> Task to carry out:
Copy out all the entries exactly.

> Supplied material:
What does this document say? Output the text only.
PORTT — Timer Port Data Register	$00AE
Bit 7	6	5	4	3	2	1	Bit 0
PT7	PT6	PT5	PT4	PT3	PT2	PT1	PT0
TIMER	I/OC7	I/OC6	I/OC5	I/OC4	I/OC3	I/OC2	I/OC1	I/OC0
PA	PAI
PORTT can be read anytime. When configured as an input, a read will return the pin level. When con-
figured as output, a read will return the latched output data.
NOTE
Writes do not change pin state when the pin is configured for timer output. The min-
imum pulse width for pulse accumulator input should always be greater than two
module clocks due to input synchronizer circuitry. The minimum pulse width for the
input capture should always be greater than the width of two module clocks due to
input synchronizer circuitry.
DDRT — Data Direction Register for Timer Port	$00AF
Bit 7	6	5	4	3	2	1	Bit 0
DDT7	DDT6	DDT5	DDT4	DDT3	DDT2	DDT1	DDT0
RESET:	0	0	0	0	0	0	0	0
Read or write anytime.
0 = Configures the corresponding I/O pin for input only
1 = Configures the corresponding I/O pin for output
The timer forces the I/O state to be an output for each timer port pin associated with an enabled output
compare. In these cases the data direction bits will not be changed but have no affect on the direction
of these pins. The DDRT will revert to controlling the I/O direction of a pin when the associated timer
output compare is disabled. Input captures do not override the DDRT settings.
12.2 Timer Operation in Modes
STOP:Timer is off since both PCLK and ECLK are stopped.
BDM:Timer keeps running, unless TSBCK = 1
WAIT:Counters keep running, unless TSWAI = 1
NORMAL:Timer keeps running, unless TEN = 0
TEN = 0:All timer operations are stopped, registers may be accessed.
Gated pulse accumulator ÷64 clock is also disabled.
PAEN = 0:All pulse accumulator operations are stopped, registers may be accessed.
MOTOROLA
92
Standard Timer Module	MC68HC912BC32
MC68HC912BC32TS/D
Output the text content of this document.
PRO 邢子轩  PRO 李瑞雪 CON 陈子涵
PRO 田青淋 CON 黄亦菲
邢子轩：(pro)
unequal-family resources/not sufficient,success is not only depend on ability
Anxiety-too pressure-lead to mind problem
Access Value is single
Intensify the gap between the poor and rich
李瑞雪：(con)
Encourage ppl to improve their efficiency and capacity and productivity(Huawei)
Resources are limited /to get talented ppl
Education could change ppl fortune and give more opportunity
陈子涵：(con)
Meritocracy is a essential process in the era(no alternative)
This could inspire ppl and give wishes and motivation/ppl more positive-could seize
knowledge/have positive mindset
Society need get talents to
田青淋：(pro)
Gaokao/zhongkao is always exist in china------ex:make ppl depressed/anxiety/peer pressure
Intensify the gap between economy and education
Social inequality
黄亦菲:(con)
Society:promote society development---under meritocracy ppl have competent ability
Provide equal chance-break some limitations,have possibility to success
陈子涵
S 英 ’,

> Exercise answer:
What does this document say? Output the text only.
PORTT — Timer Port Data Register	$00AE
Bit 7	6	5	4	3	2	1	Bit 0
PT7	PT6	PT5	PT4	PT3	PT2	PT1	PT0
TIMER	I/OC7	I/OC6	I/OC5	I/OC4	I/OC3	I/OC2	I/OC1	I/OC0
PA	PAI
PORTT can be read anytime. When configured as an input, a read will return the pin level. When con-
figured as output, a read will return the latched output data.
NOTE
Writes do not change pin state when the pin is configured for timer output. The min-
imum pulse width for pulse accumulator input should always be greater than two
module clocks due to input synchronizer circuitry. The minimum pulse width for the
input capture should always be greater than the width of two module clocks due to
input synchronizer circuitry.
DDRT — Data Direction Register for Timer Port	$00AF
Bit 7	6	5	4	3	2	1	Bit 0
DDT7	DDT6	DDT5	DDT4	DDT3	DDT2	DDT1	DDT0
RESET:	0	0	0	0	0	0	0	0
Read or write anytime.
0 = Configures the corresponding I/O pin for input only
1 = Configures the corresponding I/O pin for output
The timer forces the I/O state to be an output for each timer port pin associated with an enabled output
compare. In these cases the data direction bits will not be changed but have no affect on the direction
of these pins. The DDRT will revert to controlling the I/O direction of a pin when the associated timer
output compare is disabled. Input captures do not override the DDRT settings.
12.2 Timer Operation in Modes
STOP:Timer is off since both PCLK and ECLK are stopped.
BDM:Timer keeps running, unless TSBCK = 1
WAIT:Counters keep running, unless TSWAI = 1
NORMAL:Timer keeps running, unless TEN = 0
TEN = 0:All timer operations are stopped, registers may be accessed.
Gated pulse accumulator ÷64 clock is also disabled.
PAEN = 0:All pulse accumulator operations are stopped, registers may be accessed.
MOTOROLA
92
Standard Timer Module	MC68HC912BC32
MC68HC912BC32TS/D
Output the text content of this document.
PRO 邢子轩  PRO 李瑞雪 CON 陈子涵
PRO 田青淋 CON 黄亦菲
邢子轩：(pro)
unequal-family resources/not sufficient,success is not only depend on ability
Anxiety-too pressure-lead to mind problem
Access Value is single
Intensify the gap between the poor and rich
李瑞雪：(con)
Encourage ppl to improve their efficiency and capacity and productivity(Huawei)
Resources are limited /to get talented ppl
Education could change ppl fortune and give more opportunity
陈子涵：(con)
Meritocracy is a essential process in the era(no alternative)
This could inspire ppl and give wishes and motivation/ppl more positive-could seize
knowledge/have positive mindset
Society need get talents to
田青淋：(pro)
Gaokao/zhongkao is always exist in china------ex:make ppl depressed/anxiety/peer pressure
Intensify the gap between economy and education
Social inequality
黄亦菲:(con)
Society:promote society development---under meritocracy ppl have competent ability
Provide equal chance-break some limitations,have possibility to success
陈子涵
S 英 ’,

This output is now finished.